DATA FOR THIS EXERCISE –

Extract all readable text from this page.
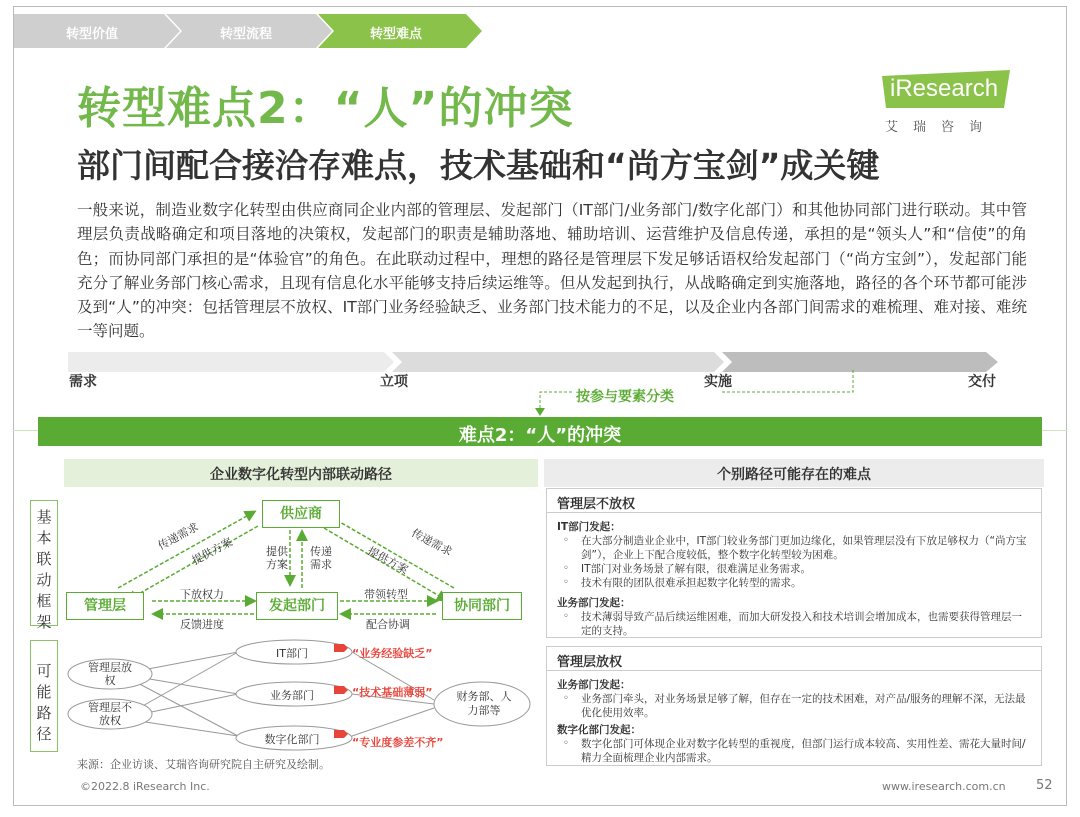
转型价值	转型流程	转型难点
转型难点2：“人”的冲突
部门间配合接洽存难点，技术基础和“尚方宝剑”成关键
iResearch
艾瑞咨询
一般来说，制造业数字化转型由供应商同企业内部的管理层、发起部门（IT部门/业务部门/数字化部门）和其他协同部门进行联动。其中管理层负责战略确定和项目落地的决策权，发起部门的职责是辅助落地、辅助培训、运营维护及信息传递，承担的是“领头人”和“信使”的角色；而协同部门承担的是“体验官”的角色。在此联动过程中，理想的路径是管理层下发足够话语权给发起部门（“尚方宝剑”），发起部门能充分了解业务部门核心需求，且现有信息化水平能够支持后续运维等。但从发起到执行，从战略确定到实施落地，路径的各个环节都可能涉及到“人”的冲突：包括管理层不放权、IT部门业务经验缺乏、业务部门技术能力的不足，以及企业内各部门间需求的难梳理、难对接、难统一等问题。
需求	立项	实施	交付
按参与要素分类
难点2：“人”的冲突
企业数字化转型内部联动路径	个别路径可能存在的难点
基本联动框架
可能路径
供应商
管理层	发起部门	协同部门
传递需求
提供方案	传递需求
提供方案
提供方案
传递需求
下放权力
反馈进度
带领转型
配合协调
管理层放权
管理层不放权
IT部门
业务部门
数字化部门
财务部、人力部等
“业务经验缺乏”
“技术基础薄弱”
“专业度参差不齐”
管理层不放权
IT部门发起：
◦ 在大部分制造业企业中，IT部门较业务部门更加边缘化，如果管理层没有下放足够权力（“尚方宝剑”），企业上下配合度较低，整个数字化转型较为困难。
◦ IT部门对业务场景了解有限，很难满足业务需求。
◦ 技术有限的团队很难承担起数字化转型的需求。
业务部门发起：
◦ 技术薄弱导致产品后续运维困难，而加大研发投入和技术培训会增加成本，也需要获得管理层一定的支持。
管理层放权
业务部门发起：
◦ 业务部门牵头，对业务场景足够了解，但存在一定的技术困难，对产品/服务的理解不深，无法最优化使用效率。
数字化部门发起：
◦ 数字化部门可体现企业对数字化转型的重视度，但部门运行成本较高、实用性差、需花大量时间/精力全面梳理企业内部需求。
来源：企业访谈、艾瑞咨询研究院自主研究及绘制。
©2022.8 iResearch Inc.	www.iresearch.com.cn 52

WHAT IS ASKED – Will you restate every entry word for word and omit the images?

CORRECT RESPONSE –
Extract all readable text from this page.
转型价值	转型流程	转型难点
转型难点2：“人”的冲突
部门间配合接洽存难点，技术基础和“尚方宝剑”成关键
iResearch
艾瑞咨询
一般来说，制造业数字化转型由供应商同企业内部的管理层、发起部门（IT部门/业务部门/数字化部门）和其他协同部门进行联动。其中管理层负责战略确定和项目落地的决策权，发起部门的职责是辅助落地、辅助培训、运营维护及信息传递，承担的是“领头人”和“信使”的角色；而协同部门承担的是“体验官”的角色。在此联动过程中，理想的路径是管理层下发足够话语权给发起部门（“尚方宝剑”），发起部门能充分了解业务部门核心需求，且现有信息化水平能够支持后续运维等。但从发起到执行，从战略确定到实施落地，路径的各个环节都可能涉及到“人”的冲突：包括管理层不放权、IT部门业务经验缺乏、业务部门技术能力的不足，以及企业内各部门间需求的难梳理、难对接、难统一等问题。
需求	立项	实施	交付
按参与要素分类
难点2：“人”的冲突
企业数字化转型内部联动路径	个别路径可能存在的难点
基本联动框架
可能路径
供应商
管理层	发起部门	协同部门
传递需求
提供方案	传递需求
提供方案
提供方案
传递需求
下放权力
反馈进度
带领转型
配合协调
管理层放权
管理层不放权
IT部门
业务部门
数字化部门
财务部、人力部等
“业务经验缺乏”
“技术基础薄弱”
“专业度参差不齐”
管理层不放权
IT部门发起：
◦ 在大部分制造业企业中，IT部门较业务部门更加边缘化，如果管理层没有下放足够权力（“尚方宝剑”），企业上下配合度较低，整个数字化转型较为困难。
◦ IT部门对业务场景了解有限，很难满足业务需求。
◦ 技术有限的团队很难承担起数字化转型的需求。
业务部门发起：
◦ 技术薄弱导致产品后续运维困难，而加大研发投入和技术培训会增加成本，也需要获得管理层一定的支持。
管理层放权
业务部门发起：
◦ 业务部门牵头，对业务场景足够了解，但存在一定的技术困难，对产品/服务的理解不深，无法最优化使用效率。
数字化部门发起：
◦ 数字化部门可体现企业对数字化转型的重视度，但部门运行成本较高、实用性差、需花大量时间/精力全面梳理企业内部需求。
来源：企业访谈、艾瑞咨询研究院自主研究及绘制。
©2022.8 iResearch Inc.	www.iresearch.com.cn 52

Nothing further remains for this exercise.